-- START Exercise data --
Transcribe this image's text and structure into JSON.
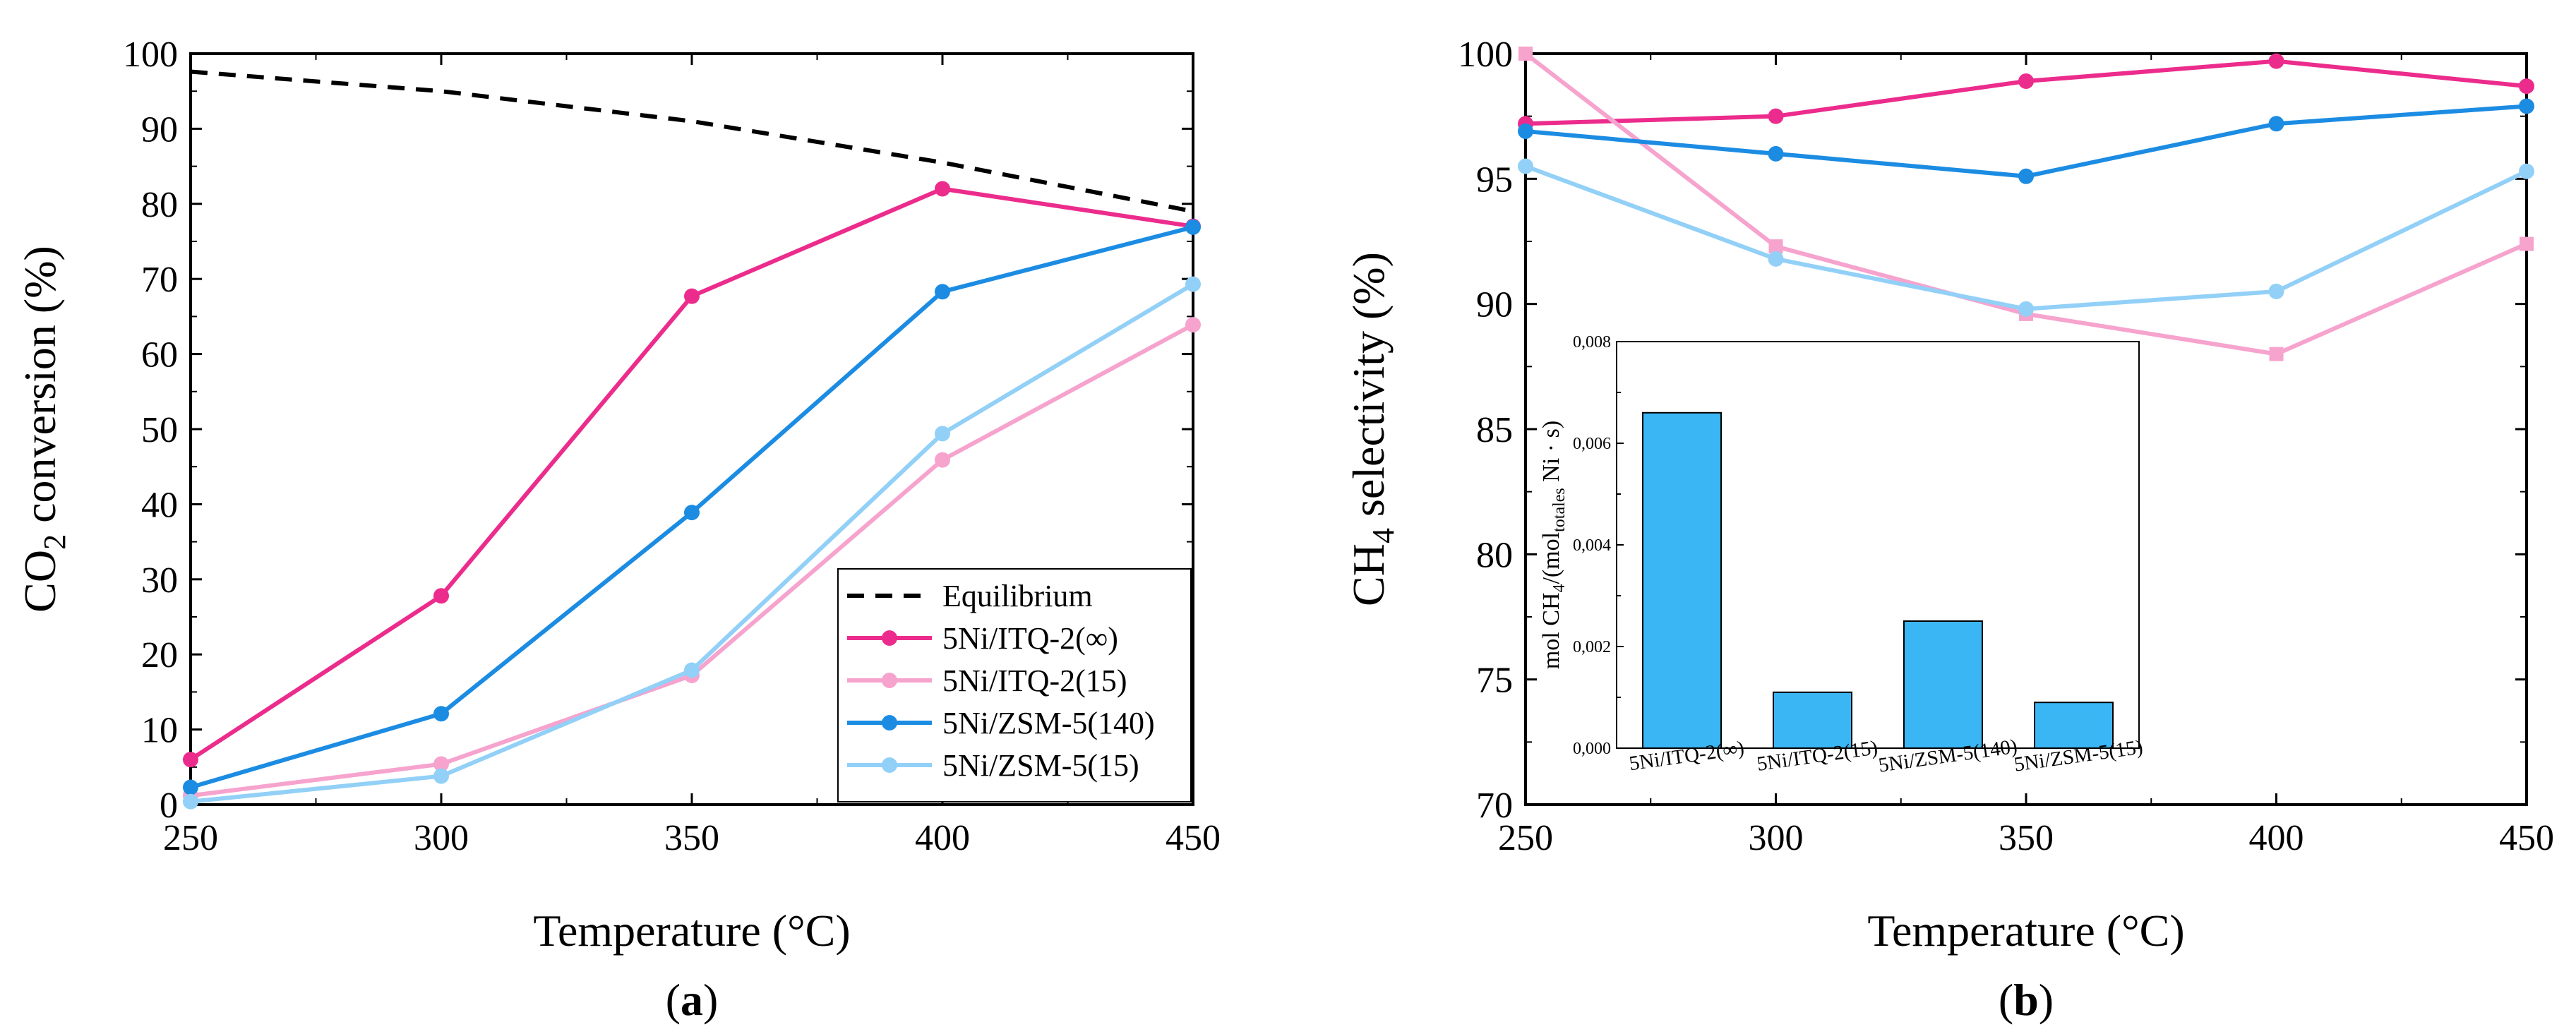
{
  "chart_data": [
    {
      "type": "line",
      "panel": "a",
      "panel_label": "(a)",
      "xlabel": "Temperature (°C)",
      "ylabel": {
        "pre": "CO",
        "sub": "2",
        "post": " conversion (%)"
      },
      "xlim": [
        250,
        450
      ],
      "ylim": [
        0,
        100
      ],
      "xticks": [
        250,
        300,
        350,
        400,
        450
      ],
      "yticks": [
        0,
        10,
        20,
        30,
        40,
        50,
        60,
        70,
        80,
        90,
        100
      ],
      "legend": "bottom-right",
      "series": [
        {
          "name": "Equilibrium",
          "color": "#000000",
          "dashed": true,
          "marker": "none",
          "x": [
            250,
            300,
            350,
            400,
            450
          ],
          "values": [
            97.6,
            95.0,
            91.0,
            85.5,
            79.0
          ]
        },
        {
          "name": "5Ni/ITQ-2(∞)",
          "color": "#EC2C8C",
          "marker": "circle",
          "x": [
            250,
            300,
            350,
            400,
            450
          ],
          "values": [
            6.0,
            27.8,
            67.7,
            82.0,
            77.0
          ]
        },
        {
          "name": "5Ni/ITQ-2(15)",
          "color": "#F6A3CE",
          "marker": "circle",
          "x": [
            250,
            300,
            350,
            400,
            450
          ],
          "values": [
            1.2,
            5.4,
            17.2,
            45.9,
            63.9
          ]
        },
        {
          "name": "5Ni/ZSM-5(140)",
          "color": "#1C8CE3",
          "marker": "circle",
          "x": [
            250,
            300,
            350,
            400,
            450
          ],
          "values": [
            2.3,
            12.1,
            38.9,
            68.3,
            76.9
          ]
        },
        {
          "name": "5Ni/ZSM-5(15)",
          "color": "#92D0F7",
          "marker": "circle",
          "x": [
            250,
            300,
            350,
            400,
            450
          ],
          "values": [
            0.4,
            3.8,
            17.9,
            49.4,
            69.3
          ]
        }
      ]
    },
    {
      "type": "line",
      "panel": "b",
      "panel_label": "(b)",
      "xlabel": "Temperature (°C)",
      "ylabel": {
        "pre": "CH",
        "sub": "4",
        "post": " selectivity (%)"
      },
      "xlim": [
        250,
        450
      ],
      "ylim": [
        70,
        100
      ],
      "xticks": [
        250,
        300,
        350,
        400,
        450
      ],
      "yticks": [
        70,
        75,
        80,
        85,
        90,
        95,
        100
      ],
      "series": [
        {
          "name": "5Ni/ITQ-2(∞)",
          "color": "#EC2C8C",
          "marker": "circle",
          "x": [
            250,
            300,
            350,
            400,
            450
          ],
          "values": [
            97.2,
            97.5,
            98.9,
            99.7,
            98.7
          ]
        },
        {
          "name": "5Ni/ITQ-2(15)",
          "color": "#F6A3CE",
          "marker": "square",
          "x": [
            250,
            300,
            350,
            400,
            450
          ],
          "values": [
            100.0,
            92.3,
            89.6,
            88.0,
            92.4
          ]
        },
        {
          "name": "5Ni/ZSM-5(140)",
          "color": "#1C8CE3",
          "marker": "circle",
          "x": [
            250,
            300,
            350,
            400,
            450
          ],
          "values": [
            96.9,
            96.0,
            95.1,
            97.2,
            97.9
          ]
        },
        {
          "name": "5Ni/ZSM-5(15)",
          "color": "#92D0F7",
          "marker": "circle",
          "x": [
            250,
            300,
            350,
            400,
            450
          ],
          "values": [
            95.5,
            91.8,
            89.8,
            90.5,
            95.3
          ]
        }
      ]
    },
    {
      "type": "bar",
      "panel": "b-inset",
      "categories": [
        "5Ni/ITQ-2(∞)",
        "5Ni/ITQ-2(15)",
        "5Ni/ZSM-5(140)",
        "5Ni/ZSM-5(15)"
      ],
      "values": [
        0.0066,
        0.0011,
        0.0025,
        0.0009
      ],
      "color": "#3BB6F5",
      "ylabel": {
        "pre": "mol CH",
        "sub1": "4",
        "mid": "/(mol",
        "sub2": "totales",
        "post": " Ni · s)"
      },
      "ylim": [
        0,
        0.008
      ],
      "yticks": [
        0,
        0.002,
        0.004,
        0.006,
        0.008
      ],
      "ytick_labels": [
        "0,000",
        "0,002",
        "0,004",
        "0,006",
        "0,008"
      ]
    }
  ]
}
-- END Exercise data --
## Exercise details
Report how many lines in the data include the word "post", and give nothing but the count.

## Response to this exercise
3